═════ Extrait à lire ═════
C'est bel et bien SpaceX qui devra se charger de désorbiter la Station spatiale internationale !

Eric Bottlaender
Par Eric Bottlaender, Spécialiste espace.
Publié le 28 juin 2024 à 08h34
La Station spatiale internationale n'est pas éternelle © NASA
La Station spatiale internationale n'est pas éternelle © NASA

Pas question de laisser l'ISS, à la fin de sa carrière opérationnelle en 2030, devenir le plus impressionnant débris orbital que l'humanité ait fabriqué. La NASA a étudié ses options et, après un nouvel appel d'offres, donnera 843 millions de dollars à SpaceX pour la conception et la réalisation d'un véhicule de désorbitation.
═════ Données fournies ═════
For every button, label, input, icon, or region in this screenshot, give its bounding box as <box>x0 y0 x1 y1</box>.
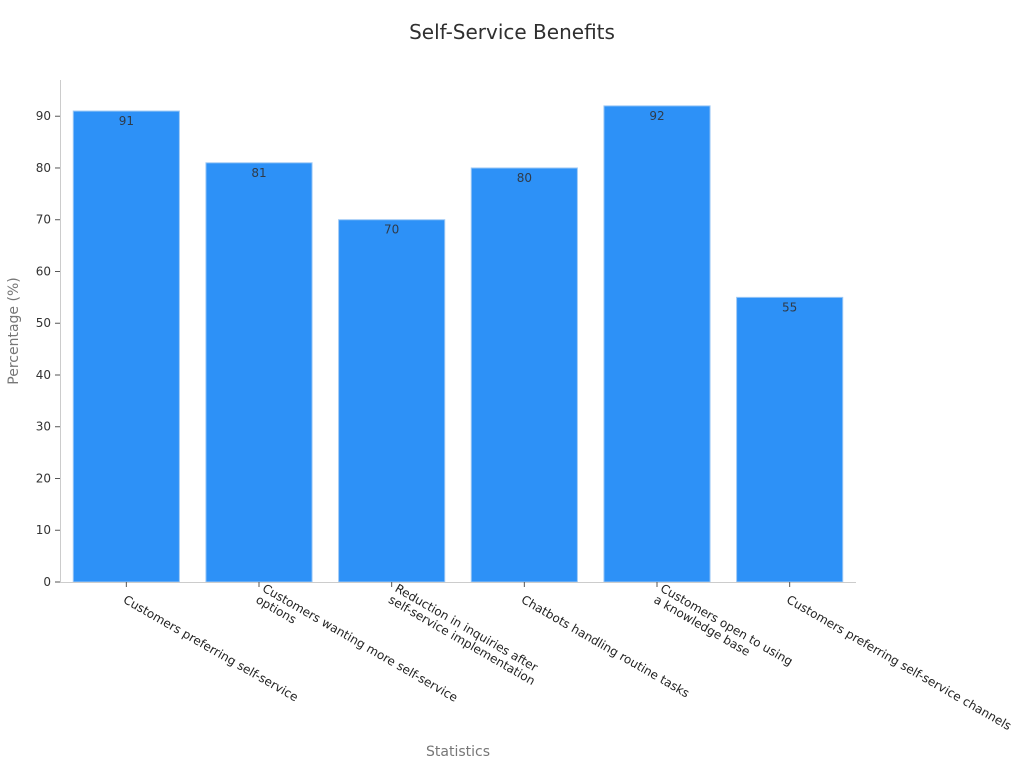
bar <box>470 167 578 583</box>
x-tick-label-line: Customers open to using <box>658 581 795 668</box>
y-tick-label: 40 <box>36 368 51 382</box>
bar <box>338 219 446 583</box>
y-tick-label: 60 <box>36 264 51 278</box>
chart-title: Self-Service Benefits <box>409 20 615 44</box>
x-tick-label-line: Reduction in inquiries after <box>393 581 540 674</box>
x-tick-label-line: Customers preferring self-service channe… <box>784 592 1014 733</box>
y-tick-label: 20 <box>36 471 51 485</box>
bar <box>72 110 180 583</box>
x-ticks: Customers preferring self-serviceCustome… <box>121 581 1014 733</box>
data-label: 81 <box>251 166 266 180</box>
bar <box>736 296 844 583</box>
y-tick-label: 90 <box>36 109 51 123</box>
bar <box>205 162 313 583</box>
data-label: 55 <box>782 300 797 314</box>
y-tick-label: 70 <box>36 213 51 227</box>
y-tick-label: 30 <box>36 420 51 434</box>
y-axis-title: Percentage (%) <box>6 277 22 384</box>
data-label: 91 <box>119 114 134 128</box>
data-label: 70 <box>384 223 399 237</box>
x-tick-label: Customers preferring self-service channe… <box>784 592 1014 733</box>
y-tick-label: 80 <box>36 161 51 175</box>
data-label: 80 <box>517 171 532 185</box>
x-axis-title: Statistics <box>426 744 490 760</box>
bars-layer <box>72 105 844 583</box>
y-tick-label: 0 <box>43 575 51 589</box>
y-tick-label: 50 <box>36 316 51 330</box>
y-tick-label: 10 <box>36 523 51 537</box>
bar <box>603 105 711 583</box>
y-ticks: 0 10 20 30 40 50 60 70 80 90 <box>36 109 60 589</box>
data-label: 92 <box>649 109 664 123</box>
value-labels: 91 81 70 80 92 55 <box>119 109 798 314</box>
axes-layer <box>60 80 856 583</box>
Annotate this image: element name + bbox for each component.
═════
§ Liste des tâches
1. Recopiez telles quelles les lignes des enregistrements, de celle qui contient "bar <box>470 167 578 583</box>" jusqu'à celle qui contient "x-tick-label-line: Reduction in", ces deux lignes comprises.
2. Rédigez la suite de l'article sur la désorbitation de la Station spatiale internationale, en reprenant après sa dernière phrase.

§ Réponses aux tâches
1.
bar <box>470 167 578 583</box>
x-tick-label-line: Customers open to using <box>658 581 795 668</box>
y-tick-label: 40 <box>36 368 51 382</box>
bar <box>338 219 446 583</box>
y-tick-label: 60 <box>36 264 51 278</box>
chart-title: Self-Service Benefits <box>409 20 615 44</box>
x-tick-label-line: Reduction in inquiries after <box>393 581 540 674</box>

2.
L'échéance approche. Tous les participants à l'ISS, les agences, les astronautes et les industriels le savent, la Station spatiale internationale n'est pas éternelle. À l'origine, elle devait même être progressivement délaissée à partir de 2016, mais comme elle avait pris du temps à être assemblée et que les modules ont finalement offert une durée de vie exceptionnelle, la station joue les prolongations depuis.

Tous les 4 ans environ, elle est prolongée d'autant. Mais cela ne pourra pas durer. D'abord parce que les nations ici, sur Terre, ne s'entendent pas bien. La Russie particulièrement est mise au ban depuis son invasion de l'Ukraine, même si les échanges se poursuivent pour que l'ISS perdure. Ensuite, la station ne rajeunit pas. Fuite d'air (contrôlée) et de réfrigérant côté russe, problèmes de scaphandre côté américain, les tâches liées à la maintenance vont se multiplier.

Aussi, il y a un accord entre les principales parties pour travailler normalement jusqu'en 2028, puis pour progressivement se désengager jusqu'en 2030-2032 (il reste un certain flou sur les dates), bref jusqu'à ce qu'il soit temps de fermer l'écoutille une dernière fois.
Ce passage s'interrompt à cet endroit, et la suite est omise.